> Written problem: Below are the records; collect from them each line containing the string "cette".

(Rows from a dataset)
'''

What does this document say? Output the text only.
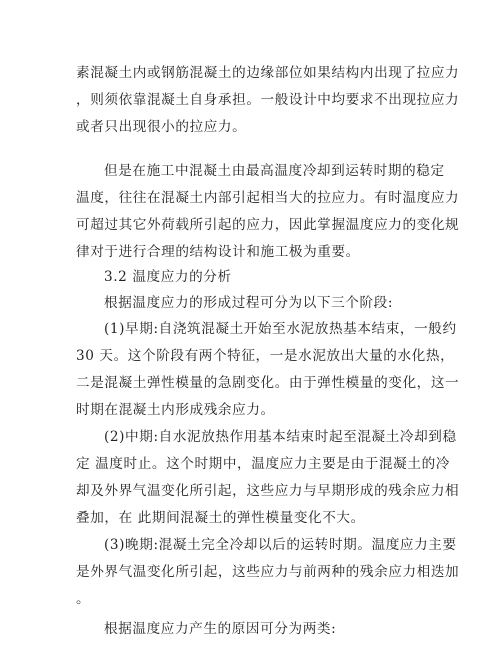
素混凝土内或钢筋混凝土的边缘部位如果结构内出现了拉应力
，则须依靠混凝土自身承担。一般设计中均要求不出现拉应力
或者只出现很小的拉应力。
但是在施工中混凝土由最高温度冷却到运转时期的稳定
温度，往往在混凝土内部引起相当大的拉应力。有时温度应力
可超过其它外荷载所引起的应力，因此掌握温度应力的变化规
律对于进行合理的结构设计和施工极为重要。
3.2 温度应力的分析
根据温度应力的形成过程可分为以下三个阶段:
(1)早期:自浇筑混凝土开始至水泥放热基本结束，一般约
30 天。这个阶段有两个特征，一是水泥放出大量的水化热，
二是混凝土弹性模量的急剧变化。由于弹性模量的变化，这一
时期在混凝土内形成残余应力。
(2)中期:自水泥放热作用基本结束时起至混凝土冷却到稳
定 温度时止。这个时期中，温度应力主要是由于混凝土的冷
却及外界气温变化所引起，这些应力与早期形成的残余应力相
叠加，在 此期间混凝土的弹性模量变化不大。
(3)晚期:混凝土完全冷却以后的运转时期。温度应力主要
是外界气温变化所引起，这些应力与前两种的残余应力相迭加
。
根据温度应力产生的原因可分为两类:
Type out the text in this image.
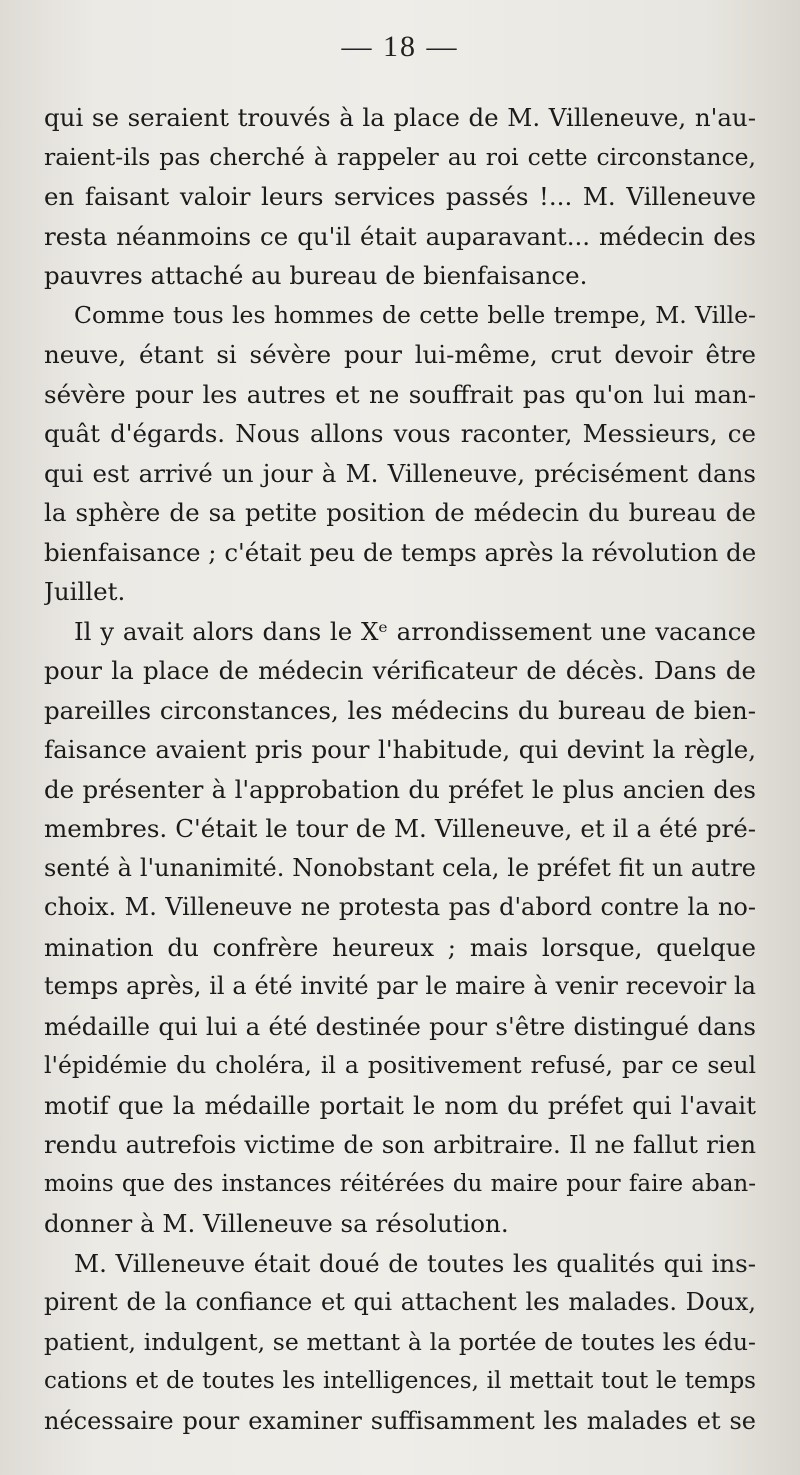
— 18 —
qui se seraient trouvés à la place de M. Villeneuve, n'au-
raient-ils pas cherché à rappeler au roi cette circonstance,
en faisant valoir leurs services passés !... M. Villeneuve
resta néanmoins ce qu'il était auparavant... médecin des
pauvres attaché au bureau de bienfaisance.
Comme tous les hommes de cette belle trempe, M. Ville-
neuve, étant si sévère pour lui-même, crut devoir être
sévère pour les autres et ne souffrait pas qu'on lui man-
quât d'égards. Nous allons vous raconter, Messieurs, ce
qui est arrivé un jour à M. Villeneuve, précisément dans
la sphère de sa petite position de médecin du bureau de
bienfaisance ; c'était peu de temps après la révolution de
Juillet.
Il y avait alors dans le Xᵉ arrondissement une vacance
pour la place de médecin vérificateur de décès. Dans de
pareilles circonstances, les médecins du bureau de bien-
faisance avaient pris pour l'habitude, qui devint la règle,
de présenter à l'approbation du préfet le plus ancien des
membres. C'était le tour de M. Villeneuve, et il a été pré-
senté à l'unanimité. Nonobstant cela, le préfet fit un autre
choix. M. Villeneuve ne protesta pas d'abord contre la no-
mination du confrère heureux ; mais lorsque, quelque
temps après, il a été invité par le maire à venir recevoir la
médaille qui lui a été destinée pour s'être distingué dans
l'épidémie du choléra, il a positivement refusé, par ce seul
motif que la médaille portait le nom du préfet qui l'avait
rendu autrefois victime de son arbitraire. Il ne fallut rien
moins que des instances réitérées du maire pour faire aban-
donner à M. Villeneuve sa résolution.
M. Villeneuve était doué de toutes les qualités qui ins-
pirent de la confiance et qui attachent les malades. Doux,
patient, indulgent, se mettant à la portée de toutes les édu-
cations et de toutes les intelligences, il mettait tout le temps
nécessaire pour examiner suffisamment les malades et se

'''
'''

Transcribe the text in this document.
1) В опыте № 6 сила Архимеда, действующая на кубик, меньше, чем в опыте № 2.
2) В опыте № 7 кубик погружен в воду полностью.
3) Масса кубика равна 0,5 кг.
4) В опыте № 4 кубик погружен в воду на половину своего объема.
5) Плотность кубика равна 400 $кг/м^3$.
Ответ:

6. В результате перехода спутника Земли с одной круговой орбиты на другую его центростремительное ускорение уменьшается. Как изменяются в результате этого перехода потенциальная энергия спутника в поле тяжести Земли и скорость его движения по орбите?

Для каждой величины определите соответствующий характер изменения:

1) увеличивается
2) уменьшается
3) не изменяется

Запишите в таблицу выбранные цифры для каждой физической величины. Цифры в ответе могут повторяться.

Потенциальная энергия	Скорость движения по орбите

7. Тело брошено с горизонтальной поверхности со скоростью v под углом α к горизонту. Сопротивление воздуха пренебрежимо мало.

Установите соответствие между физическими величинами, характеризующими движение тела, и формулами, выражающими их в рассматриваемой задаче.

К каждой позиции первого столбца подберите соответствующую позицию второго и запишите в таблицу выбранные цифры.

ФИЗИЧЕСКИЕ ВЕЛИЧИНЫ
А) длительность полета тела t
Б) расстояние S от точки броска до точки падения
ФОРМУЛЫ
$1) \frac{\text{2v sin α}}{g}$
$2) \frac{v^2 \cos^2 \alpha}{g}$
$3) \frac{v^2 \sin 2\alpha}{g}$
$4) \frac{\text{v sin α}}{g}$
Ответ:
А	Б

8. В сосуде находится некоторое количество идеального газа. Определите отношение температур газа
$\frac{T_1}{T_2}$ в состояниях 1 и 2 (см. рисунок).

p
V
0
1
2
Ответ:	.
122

'''
'''

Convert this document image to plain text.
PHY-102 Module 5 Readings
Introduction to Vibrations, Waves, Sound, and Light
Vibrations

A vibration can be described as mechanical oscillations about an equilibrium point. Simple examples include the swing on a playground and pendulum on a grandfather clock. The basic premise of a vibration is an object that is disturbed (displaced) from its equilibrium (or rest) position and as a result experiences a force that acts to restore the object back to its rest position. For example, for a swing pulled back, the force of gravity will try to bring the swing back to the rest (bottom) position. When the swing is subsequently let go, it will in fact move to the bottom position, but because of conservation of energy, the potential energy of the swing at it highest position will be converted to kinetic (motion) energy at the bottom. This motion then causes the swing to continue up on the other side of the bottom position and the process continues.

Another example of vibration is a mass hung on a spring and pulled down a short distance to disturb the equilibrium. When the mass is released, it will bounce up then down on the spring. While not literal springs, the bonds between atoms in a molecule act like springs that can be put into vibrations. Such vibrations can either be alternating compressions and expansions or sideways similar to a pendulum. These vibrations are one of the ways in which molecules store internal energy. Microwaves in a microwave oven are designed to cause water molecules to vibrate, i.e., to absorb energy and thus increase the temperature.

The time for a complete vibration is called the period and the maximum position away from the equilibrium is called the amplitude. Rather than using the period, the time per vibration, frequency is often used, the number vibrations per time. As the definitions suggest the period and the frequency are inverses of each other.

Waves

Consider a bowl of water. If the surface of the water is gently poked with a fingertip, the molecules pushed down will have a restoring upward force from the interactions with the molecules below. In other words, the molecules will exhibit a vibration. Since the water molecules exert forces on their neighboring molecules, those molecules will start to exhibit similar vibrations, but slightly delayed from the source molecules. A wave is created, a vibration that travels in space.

'''

> Answer below:
raient-ils pas cherché à rappeler au roi cette circonstance,
Comme tous les hommes de cette belle trempe, M. Ville-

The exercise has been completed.